* **EXERCISE MATERIAL**:
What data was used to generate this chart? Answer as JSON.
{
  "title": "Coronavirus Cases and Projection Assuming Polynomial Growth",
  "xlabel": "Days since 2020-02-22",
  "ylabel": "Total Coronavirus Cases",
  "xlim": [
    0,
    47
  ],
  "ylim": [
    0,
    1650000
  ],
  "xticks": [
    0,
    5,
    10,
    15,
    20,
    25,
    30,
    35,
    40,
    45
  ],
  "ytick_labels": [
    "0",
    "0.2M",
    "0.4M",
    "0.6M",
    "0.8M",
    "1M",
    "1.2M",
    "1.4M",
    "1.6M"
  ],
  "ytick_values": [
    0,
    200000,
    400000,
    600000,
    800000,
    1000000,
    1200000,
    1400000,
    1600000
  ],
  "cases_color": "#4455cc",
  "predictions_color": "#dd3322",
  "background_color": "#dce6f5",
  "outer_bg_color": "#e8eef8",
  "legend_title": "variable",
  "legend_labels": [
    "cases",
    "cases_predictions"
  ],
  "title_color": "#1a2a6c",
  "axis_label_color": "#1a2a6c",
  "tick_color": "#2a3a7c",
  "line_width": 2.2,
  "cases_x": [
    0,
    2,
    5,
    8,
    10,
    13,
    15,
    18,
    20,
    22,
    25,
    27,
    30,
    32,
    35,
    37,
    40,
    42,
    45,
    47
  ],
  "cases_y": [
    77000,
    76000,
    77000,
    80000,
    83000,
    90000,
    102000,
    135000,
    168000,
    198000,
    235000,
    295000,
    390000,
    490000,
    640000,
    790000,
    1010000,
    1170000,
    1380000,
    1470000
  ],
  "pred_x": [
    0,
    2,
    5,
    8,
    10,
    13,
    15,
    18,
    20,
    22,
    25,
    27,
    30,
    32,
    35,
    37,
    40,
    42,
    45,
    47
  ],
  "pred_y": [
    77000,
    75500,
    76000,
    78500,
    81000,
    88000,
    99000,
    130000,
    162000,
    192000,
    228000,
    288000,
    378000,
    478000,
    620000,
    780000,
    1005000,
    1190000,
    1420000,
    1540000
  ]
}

...

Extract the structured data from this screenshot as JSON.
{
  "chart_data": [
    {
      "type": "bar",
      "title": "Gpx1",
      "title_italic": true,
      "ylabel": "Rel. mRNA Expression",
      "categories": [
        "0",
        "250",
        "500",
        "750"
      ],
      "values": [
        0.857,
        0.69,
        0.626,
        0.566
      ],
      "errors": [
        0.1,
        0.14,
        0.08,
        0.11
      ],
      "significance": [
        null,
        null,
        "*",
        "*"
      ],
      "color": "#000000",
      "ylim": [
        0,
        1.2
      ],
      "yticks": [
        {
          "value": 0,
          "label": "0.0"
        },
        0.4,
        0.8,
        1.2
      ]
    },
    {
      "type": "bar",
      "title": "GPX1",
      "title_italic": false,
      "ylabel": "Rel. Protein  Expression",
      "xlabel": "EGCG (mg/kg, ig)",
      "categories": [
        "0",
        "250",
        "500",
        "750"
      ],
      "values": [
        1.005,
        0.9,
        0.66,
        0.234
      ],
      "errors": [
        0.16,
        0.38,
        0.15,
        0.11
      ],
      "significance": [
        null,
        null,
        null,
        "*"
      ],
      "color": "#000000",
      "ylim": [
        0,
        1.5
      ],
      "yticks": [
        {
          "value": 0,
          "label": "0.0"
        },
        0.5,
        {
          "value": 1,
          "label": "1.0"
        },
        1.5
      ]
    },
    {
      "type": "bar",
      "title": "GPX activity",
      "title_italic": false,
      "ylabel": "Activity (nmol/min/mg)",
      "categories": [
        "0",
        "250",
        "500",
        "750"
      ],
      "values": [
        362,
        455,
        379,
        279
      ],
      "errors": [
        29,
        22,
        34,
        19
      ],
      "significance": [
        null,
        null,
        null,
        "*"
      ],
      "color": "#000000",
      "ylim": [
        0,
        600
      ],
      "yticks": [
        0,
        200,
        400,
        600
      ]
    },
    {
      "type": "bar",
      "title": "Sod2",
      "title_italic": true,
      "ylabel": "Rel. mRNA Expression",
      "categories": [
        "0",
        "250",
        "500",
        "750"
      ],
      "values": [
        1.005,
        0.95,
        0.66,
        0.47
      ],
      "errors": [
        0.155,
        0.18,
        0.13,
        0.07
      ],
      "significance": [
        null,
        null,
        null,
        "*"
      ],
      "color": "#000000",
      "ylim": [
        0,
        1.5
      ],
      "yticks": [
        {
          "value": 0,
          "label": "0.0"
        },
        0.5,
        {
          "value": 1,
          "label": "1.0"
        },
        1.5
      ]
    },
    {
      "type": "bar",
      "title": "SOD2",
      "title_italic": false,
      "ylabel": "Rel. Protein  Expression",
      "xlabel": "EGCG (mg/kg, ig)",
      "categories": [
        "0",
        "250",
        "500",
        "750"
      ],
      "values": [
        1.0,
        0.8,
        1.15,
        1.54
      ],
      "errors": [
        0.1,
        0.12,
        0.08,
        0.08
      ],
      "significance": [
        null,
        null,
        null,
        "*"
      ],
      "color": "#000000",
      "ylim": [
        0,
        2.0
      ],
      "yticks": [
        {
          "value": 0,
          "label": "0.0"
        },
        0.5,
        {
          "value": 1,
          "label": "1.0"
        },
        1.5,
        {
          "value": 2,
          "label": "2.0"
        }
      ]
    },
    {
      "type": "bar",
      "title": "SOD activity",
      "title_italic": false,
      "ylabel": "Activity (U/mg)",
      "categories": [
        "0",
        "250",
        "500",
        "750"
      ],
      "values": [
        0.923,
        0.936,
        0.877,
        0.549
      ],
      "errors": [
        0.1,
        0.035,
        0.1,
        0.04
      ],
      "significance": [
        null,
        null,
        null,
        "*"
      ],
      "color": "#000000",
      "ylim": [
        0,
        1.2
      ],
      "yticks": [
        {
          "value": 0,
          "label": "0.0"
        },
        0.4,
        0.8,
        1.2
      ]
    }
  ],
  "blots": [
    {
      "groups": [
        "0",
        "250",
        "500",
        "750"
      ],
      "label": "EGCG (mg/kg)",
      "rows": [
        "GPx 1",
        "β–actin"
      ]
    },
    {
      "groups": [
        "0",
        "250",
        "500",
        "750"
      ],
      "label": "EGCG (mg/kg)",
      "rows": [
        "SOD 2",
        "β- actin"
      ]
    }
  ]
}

* **TO DO**: Scan the entries above for the string "Coronavirus" and copy each line containing it.

* **SOLUTION FOR THIS TASK**:
  "title": "Coronavirus Cases and Projection Assuming Polynomial Growth",
  "ylabel": "Total Coronavirus Cases",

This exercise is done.